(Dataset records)

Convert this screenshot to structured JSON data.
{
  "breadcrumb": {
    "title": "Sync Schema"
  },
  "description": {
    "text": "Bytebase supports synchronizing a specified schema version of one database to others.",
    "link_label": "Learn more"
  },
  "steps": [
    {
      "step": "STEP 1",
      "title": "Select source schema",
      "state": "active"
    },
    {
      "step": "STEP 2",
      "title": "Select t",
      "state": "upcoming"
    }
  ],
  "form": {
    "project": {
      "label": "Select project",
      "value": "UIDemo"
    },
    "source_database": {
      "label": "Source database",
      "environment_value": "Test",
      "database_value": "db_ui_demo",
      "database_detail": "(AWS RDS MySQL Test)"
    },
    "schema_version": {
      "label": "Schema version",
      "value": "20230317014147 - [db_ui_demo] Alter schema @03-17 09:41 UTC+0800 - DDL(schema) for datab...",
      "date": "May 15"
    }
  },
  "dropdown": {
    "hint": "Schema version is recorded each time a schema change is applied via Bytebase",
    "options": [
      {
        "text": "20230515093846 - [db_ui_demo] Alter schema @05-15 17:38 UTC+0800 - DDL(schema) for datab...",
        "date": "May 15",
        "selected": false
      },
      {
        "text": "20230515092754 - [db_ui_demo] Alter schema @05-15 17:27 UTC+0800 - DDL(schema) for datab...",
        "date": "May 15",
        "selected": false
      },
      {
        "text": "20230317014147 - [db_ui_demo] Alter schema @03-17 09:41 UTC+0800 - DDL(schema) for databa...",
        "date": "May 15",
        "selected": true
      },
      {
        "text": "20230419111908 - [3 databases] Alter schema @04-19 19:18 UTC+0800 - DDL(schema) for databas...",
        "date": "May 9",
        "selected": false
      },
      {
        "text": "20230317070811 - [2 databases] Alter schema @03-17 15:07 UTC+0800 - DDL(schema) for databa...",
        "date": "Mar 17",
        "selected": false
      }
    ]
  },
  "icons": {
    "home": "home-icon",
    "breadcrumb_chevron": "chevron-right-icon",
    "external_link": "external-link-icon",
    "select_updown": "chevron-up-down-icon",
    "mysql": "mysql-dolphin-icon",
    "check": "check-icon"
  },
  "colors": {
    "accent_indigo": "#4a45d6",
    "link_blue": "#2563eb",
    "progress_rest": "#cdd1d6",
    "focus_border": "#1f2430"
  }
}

• [Given task] Reproduce each entry above exactly, keeping every word.

• [Exercise result]
Convert this screenshot to structured JSON data.
{
  "breadcrumb": {
    "title": "Sync Schema"
  },
  "description": {
    "text": "Bytebase supports synchronizing a specified schema version of one database to others.",
    "link_label": "Learn more"
  },
  "steps": [
    {
      "step": "STEP 1",
      "title": "Select source schema",
      "state": "active"
    },
    {
      "step": "STEP 2",
      "title": "Select t",
      "state": "upcoming"
    }
  ],
  "form": {
    "project": {
      "label": "Select project",
      "value": "UIDemo"
    },
    "source_database": {
      "label": "Source database",
      "environment_value": "Test",
      "database_value": "db_ui_demo",
      "database_detail": "(AWS RDS MySQL Test)"
    },
    "schema_version": {
      "label": "Schema version",
      "value": "20230317014147 - [db_ui_demo] Alter schema @03-17 09:41 UTC+0800 - DDL(schema) for datab...",
      "date": "May 15"
    }
  },
  "dropdown": {
    "hint": "Schema version is recorded each time a schema change is applied via Bytebase",
    "options": [
      {
        "text": "20230515093846 - [db_ui_demo] Alter schema @05-15 17:38 UTC+0800 - DDL(schema) for datab...",
        "date": "May 15",
        "selected": false
      },
      {
        "text": "20230515092754 - [db_ui_demo] Alter schema @05-15 17:27 UTC+0800 - DDL(schema) for datab...",
        "date": "May 15",
        "selected": false
      },
      {
        "text": "20230317014147 - [db_ui_demo] Alter schema @03-17 09:41 UTC+0800 - DDL(schema) for databa...",
        "date": "May 15",
        "selected": true
      },
      {
        "text": "20230419111908 - [3 databases] Alter schema @04-19 19:18 UTC+0800 - DDL(schema) for databas...",
        "date": "May 9",
        "selected": false
      },
      {
        "text": "20230317070811 - [2 databases] Alter schema @03-17 15:07 UTC+0800 - DDL(schema) for databa...",
        "date": "Mar 17",
        "selected": false
      }
    ]
  },
  "icons": {
    "home": "home-icon",
    "breadcrumb_chevron": "chevron-right-icon",
    "external_link": "external-link-icon",
    "select_updown": "chevron-up-down-icon",
    "mysql": "mysql-dolphin-icon",
    "check": "check-icon"
  },
  "colors": {
    "accent_indigo": "#4a45d6",
    "link_blue": "#2563eb",
    "progress_rest": "#cdd1d6",
    "focus_border": "#1f2430"
  }
}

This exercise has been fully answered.